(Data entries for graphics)
----------
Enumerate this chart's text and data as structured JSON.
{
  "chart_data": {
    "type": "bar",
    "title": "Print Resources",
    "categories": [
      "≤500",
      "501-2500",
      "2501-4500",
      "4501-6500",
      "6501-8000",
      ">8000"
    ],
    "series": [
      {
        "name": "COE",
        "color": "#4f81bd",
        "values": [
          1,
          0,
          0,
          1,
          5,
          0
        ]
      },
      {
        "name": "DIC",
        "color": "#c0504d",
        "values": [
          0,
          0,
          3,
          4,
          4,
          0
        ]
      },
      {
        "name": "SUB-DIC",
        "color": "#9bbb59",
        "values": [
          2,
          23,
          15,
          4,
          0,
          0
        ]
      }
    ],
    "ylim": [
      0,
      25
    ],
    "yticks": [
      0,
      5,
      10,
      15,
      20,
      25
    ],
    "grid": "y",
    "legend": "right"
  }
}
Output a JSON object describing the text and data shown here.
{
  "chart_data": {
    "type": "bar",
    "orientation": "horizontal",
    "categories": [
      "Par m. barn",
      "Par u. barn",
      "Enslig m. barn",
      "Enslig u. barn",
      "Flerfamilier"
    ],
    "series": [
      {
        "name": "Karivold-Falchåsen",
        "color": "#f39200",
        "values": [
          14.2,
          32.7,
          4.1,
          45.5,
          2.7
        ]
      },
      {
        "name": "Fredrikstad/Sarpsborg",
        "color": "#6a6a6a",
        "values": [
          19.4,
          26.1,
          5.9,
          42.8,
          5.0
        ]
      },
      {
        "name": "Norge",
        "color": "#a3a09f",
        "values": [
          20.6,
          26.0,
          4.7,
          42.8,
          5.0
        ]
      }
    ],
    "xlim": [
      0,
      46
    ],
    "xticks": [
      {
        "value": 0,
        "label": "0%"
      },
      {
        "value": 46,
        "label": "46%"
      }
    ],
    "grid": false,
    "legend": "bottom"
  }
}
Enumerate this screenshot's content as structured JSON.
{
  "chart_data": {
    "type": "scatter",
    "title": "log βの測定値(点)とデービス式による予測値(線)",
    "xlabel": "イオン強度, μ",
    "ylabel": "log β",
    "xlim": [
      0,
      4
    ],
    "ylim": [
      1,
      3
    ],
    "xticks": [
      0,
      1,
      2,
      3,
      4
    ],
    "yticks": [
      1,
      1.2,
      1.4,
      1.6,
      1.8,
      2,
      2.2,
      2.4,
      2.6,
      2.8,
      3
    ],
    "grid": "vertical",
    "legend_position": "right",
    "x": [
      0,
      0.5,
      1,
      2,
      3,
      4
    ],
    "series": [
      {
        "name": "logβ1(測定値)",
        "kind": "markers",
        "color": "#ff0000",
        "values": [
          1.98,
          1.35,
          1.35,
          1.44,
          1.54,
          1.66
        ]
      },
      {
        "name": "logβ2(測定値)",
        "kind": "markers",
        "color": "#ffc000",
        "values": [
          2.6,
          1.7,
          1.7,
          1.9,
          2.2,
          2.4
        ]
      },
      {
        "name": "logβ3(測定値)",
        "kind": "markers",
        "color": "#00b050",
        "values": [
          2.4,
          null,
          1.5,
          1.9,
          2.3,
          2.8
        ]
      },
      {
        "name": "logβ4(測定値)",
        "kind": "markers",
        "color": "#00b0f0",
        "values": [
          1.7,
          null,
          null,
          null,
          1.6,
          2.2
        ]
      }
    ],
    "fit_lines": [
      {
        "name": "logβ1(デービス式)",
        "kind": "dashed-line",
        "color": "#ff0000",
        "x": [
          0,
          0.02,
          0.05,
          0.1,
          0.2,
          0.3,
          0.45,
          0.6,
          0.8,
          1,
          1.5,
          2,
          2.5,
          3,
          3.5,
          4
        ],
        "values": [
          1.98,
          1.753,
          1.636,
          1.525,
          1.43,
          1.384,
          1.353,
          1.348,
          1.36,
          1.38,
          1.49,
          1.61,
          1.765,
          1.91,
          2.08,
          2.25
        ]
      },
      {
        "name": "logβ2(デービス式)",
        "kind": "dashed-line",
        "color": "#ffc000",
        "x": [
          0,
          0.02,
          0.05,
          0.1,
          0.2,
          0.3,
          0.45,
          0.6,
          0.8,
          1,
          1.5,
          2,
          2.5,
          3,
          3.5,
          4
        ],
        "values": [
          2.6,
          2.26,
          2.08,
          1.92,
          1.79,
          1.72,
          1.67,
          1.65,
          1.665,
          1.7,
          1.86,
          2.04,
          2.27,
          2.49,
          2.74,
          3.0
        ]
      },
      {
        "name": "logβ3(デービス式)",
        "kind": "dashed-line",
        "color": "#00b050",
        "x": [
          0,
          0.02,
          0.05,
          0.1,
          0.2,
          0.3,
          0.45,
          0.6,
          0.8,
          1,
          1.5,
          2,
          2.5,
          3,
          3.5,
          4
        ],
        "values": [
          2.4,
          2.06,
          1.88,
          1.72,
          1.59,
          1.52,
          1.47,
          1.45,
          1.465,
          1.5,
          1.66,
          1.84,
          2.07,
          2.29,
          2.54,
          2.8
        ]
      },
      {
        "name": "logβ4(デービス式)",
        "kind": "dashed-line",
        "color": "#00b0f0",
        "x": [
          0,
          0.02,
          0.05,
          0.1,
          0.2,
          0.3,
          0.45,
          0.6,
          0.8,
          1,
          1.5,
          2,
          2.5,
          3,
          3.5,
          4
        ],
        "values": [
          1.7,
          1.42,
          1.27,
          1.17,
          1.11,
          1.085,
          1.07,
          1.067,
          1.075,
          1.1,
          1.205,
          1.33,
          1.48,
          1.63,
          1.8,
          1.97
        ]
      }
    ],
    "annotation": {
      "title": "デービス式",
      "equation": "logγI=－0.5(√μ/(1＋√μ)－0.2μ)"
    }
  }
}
----------
» WRITTEN EXERCISE:
Find every line with "structured" in the listing and state how many there are, nothing else.

» TASK OUTPUT:
2